[Source records]
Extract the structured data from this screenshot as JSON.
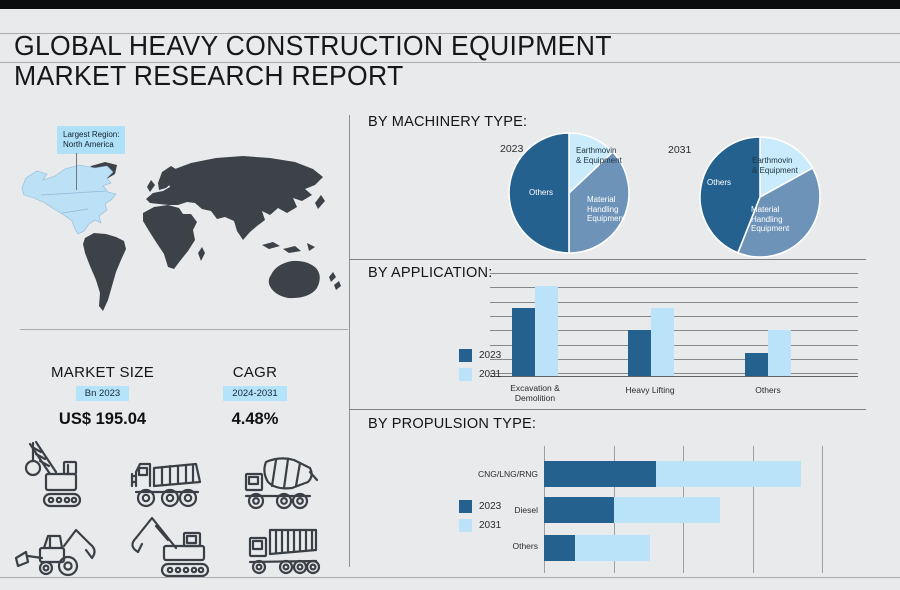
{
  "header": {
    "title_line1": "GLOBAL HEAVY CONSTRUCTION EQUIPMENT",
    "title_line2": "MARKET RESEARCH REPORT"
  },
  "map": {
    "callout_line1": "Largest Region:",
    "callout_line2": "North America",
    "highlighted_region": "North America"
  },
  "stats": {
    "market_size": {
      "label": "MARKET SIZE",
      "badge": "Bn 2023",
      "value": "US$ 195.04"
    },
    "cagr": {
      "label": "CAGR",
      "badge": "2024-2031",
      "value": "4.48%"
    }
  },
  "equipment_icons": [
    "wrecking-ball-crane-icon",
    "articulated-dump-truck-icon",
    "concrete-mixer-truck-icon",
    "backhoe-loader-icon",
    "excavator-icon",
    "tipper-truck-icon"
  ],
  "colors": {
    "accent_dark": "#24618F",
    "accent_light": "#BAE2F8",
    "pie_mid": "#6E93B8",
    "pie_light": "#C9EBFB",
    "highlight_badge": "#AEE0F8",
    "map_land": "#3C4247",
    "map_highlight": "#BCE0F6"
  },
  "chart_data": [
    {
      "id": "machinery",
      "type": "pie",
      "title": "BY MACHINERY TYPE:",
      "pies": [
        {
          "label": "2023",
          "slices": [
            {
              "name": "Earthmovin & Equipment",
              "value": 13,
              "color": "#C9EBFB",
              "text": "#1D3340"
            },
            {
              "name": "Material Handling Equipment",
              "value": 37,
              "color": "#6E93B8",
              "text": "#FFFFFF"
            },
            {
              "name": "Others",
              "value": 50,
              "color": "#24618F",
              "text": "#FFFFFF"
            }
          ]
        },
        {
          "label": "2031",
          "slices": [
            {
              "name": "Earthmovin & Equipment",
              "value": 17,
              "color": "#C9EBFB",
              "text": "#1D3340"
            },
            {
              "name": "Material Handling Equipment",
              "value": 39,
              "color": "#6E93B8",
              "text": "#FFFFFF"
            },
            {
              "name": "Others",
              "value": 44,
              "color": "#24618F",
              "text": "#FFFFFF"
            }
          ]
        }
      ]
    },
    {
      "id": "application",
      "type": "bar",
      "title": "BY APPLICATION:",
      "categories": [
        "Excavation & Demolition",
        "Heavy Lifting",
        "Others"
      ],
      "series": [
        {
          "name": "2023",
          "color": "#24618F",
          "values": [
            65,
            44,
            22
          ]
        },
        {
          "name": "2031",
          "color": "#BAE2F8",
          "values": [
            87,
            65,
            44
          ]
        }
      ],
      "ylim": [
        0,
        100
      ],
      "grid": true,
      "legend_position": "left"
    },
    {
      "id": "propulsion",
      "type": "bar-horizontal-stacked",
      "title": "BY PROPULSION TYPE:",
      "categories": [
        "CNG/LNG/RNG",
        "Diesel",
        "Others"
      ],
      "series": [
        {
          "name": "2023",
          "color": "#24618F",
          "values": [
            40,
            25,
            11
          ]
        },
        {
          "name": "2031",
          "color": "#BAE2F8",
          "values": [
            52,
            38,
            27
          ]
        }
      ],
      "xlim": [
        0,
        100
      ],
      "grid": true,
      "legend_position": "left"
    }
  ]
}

---

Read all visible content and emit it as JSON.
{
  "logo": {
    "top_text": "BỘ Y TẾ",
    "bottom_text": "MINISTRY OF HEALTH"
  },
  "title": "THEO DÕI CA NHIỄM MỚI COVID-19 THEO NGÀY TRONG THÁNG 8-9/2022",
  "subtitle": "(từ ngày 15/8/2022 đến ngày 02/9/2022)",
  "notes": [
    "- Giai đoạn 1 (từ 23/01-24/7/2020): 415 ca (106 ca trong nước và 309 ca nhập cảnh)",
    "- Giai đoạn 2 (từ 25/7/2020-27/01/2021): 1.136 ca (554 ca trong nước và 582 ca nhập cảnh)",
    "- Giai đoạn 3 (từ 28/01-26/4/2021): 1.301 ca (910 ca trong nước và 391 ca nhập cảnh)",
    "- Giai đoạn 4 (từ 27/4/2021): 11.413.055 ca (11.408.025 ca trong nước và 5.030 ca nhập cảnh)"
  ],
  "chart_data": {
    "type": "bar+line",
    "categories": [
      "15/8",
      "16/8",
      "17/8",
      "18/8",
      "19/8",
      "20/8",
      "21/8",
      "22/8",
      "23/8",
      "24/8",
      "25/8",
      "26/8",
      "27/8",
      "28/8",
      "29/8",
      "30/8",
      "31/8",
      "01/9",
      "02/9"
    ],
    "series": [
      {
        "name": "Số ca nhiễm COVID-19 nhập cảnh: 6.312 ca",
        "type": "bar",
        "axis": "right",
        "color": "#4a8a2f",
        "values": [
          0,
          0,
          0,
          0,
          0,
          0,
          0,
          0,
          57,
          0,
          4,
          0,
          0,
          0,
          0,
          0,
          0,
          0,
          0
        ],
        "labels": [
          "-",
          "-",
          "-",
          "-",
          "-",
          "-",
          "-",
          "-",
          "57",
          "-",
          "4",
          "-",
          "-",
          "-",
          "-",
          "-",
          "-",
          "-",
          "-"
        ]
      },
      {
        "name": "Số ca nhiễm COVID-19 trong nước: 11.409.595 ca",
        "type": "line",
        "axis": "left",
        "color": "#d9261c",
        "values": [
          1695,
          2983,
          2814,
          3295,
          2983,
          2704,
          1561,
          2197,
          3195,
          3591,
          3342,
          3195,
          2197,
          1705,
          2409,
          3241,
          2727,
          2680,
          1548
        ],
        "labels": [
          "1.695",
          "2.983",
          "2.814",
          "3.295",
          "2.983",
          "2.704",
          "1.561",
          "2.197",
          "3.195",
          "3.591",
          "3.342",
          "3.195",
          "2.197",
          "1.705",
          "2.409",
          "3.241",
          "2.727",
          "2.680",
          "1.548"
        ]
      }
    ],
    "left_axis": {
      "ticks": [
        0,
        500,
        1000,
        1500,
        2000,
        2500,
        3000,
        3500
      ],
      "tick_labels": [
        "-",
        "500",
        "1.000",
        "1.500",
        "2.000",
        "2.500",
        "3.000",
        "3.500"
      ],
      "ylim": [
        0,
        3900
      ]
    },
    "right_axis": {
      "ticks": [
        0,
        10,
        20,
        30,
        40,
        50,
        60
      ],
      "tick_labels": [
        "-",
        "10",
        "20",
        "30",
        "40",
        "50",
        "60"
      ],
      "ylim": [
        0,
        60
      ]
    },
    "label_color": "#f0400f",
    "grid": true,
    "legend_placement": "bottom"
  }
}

# [WORK INSTRUCTIONS]
Using the records above, gather all lines where the string "North" is present.

# [WRITTEN ANSWER]
    "callout_line2": "North America",
    "highlighted_region": "North America"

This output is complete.